* _Activity_
In the research profile below, how many days after the injection were CRH levels assessed, and by what method?

======== Provided text

Year of Entry into UCI MSTP

2007

Research Interests

Neuroscience

Hobbies and Interests

piano, ballet, salsa, biking, golfing, skiing

Hometown

Seattle, WA

Website

Department

Anatomy & Neurobiology

Academic Quarter

Summer 2008

Project Topic

Silencing the CRH Gene: a tool to unravel the mechanisms of experience-dependent plasticity of the stress system

Project Abstract

Rationale: The ‘tone’ (reactivity) of the HPA system contributes to an individual’s stress responses and vulnerability to depression and premature cognitive decline. In rat models, the neuroendocrine stress axis (hypothalamic-pituitary-adrenal axis, or HPA axis) is modulated through early-life events as demonstrated by the finding that enhanced maternal care (handling paradigm) produces persistent reduction in HPA axis activation. ‘Handled’ animals as adults show reduced corticotropin-releasing hormone (CRH) levels in the paraventricular nucleus of the hypothalamus (PVN), reduced stress-response, increased hippocampal glucocorticoid receptor and improved hippocampal-mediated learning and memory. Reduction in CRH gene expression is an early and essential step in the sequence of molecular changes that occur post-‘handling’ to produce these long-term effects, and can already be detected at the end of the handling paradigm on postnatal day 9 (P9). This research aims to investigate whether reduction of CRH in PVN is necessary and sufficient to induce the long-term handling phenotype. We hypothesize that experimentally reducing endogenous PVN-CRH expression in non-handled, undisturbed pups will recapitulate the ‘handling’ phenotype. Methods: RNA-mediated RNA interference was used to achieve site-specific silencing of hypothalamic peptides. Four pups (P9) were injected unilaterally with long double-stranded CRH directly into the PVN (coordinates from bregma (in mm): –1, –1). Levels of CRH were assessed 3 to 4 days later by in situ hybridization to confirm silencing. Results: Stereotaxically infused CRH dsRNA was successfully taken up by the hypothalamic cells, resulting in decreased CRH mRNA levels unilaterally in the PVN-specific site of injection. Conclusion: By using RNA interference we achieved the site specific silencing of CRH in the PVN. This provides us with a tool to experimentally decrease endogenous PVN-CRH and test whether the reduction of hypothalamic CRH levels will recapitulate the ‘handled’ phenotype.

================
======== Recorded data

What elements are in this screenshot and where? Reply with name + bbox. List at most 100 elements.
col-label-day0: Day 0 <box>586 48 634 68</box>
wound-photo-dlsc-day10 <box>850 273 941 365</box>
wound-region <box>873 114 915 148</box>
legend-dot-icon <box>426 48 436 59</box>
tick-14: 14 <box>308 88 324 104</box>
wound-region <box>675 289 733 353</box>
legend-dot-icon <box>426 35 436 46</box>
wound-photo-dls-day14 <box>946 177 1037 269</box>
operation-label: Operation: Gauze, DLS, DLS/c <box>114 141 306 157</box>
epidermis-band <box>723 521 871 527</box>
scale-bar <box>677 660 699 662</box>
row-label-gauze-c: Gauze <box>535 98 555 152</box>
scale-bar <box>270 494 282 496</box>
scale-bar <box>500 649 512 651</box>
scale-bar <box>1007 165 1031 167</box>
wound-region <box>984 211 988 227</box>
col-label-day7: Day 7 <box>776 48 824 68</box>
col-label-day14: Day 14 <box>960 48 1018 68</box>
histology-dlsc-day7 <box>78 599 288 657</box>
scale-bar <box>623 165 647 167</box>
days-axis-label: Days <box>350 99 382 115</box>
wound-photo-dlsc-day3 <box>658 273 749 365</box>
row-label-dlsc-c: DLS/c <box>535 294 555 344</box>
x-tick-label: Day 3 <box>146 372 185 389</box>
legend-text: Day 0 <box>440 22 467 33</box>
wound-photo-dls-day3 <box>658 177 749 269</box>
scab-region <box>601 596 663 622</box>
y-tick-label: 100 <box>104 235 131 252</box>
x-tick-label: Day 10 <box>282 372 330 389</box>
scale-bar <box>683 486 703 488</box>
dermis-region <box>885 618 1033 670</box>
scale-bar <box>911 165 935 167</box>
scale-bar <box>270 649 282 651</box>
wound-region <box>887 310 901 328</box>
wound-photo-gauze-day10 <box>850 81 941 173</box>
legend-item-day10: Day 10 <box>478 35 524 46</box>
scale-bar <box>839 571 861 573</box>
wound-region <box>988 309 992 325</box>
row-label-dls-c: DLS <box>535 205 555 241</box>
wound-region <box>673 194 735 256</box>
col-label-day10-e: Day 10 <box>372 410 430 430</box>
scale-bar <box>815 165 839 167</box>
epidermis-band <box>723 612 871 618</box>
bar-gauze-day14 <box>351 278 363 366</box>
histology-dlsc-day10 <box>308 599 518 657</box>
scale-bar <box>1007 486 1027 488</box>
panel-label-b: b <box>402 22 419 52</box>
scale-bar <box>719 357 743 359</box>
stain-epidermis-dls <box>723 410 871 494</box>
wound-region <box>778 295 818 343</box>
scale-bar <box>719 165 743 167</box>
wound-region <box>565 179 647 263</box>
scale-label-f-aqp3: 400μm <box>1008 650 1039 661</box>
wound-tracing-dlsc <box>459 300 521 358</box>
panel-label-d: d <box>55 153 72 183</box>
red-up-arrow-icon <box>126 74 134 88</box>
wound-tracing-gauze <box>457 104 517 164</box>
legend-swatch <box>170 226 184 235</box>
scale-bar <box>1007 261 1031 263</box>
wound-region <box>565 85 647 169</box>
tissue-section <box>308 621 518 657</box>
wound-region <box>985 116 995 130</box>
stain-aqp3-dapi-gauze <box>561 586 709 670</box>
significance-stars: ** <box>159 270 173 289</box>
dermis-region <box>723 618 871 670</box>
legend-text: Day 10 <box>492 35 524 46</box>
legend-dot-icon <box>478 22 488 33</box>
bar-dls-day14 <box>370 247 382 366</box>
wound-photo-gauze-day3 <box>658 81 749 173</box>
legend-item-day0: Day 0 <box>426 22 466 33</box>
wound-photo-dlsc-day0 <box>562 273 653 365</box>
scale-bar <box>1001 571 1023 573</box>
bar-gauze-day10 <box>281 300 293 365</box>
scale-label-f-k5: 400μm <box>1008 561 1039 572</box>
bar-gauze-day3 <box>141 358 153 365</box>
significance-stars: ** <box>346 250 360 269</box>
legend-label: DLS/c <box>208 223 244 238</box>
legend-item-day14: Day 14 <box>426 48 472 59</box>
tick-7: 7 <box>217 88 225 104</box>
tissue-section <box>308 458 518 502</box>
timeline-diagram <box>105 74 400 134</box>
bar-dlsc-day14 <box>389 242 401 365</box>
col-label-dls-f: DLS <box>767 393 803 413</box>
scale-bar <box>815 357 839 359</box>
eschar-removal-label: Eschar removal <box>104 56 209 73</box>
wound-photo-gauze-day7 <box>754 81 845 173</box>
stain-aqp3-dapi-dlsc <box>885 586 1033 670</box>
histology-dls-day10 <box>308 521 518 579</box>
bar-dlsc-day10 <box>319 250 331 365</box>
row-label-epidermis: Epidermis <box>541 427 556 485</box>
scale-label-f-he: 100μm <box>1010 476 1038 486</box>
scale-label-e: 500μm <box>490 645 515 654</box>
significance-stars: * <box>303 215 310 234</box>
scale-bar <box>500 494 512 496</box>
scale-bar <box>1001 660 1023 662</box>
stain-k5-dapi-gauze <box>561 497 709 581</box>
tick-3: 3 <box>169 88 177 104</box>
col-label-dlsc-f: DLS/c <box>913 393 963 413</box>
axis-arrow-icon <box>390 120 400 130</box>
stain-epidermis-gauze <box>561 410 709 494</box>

================

* _Answer to this exercise_
CRH levels were assessed 3 to 4 days later by in situ hybridization.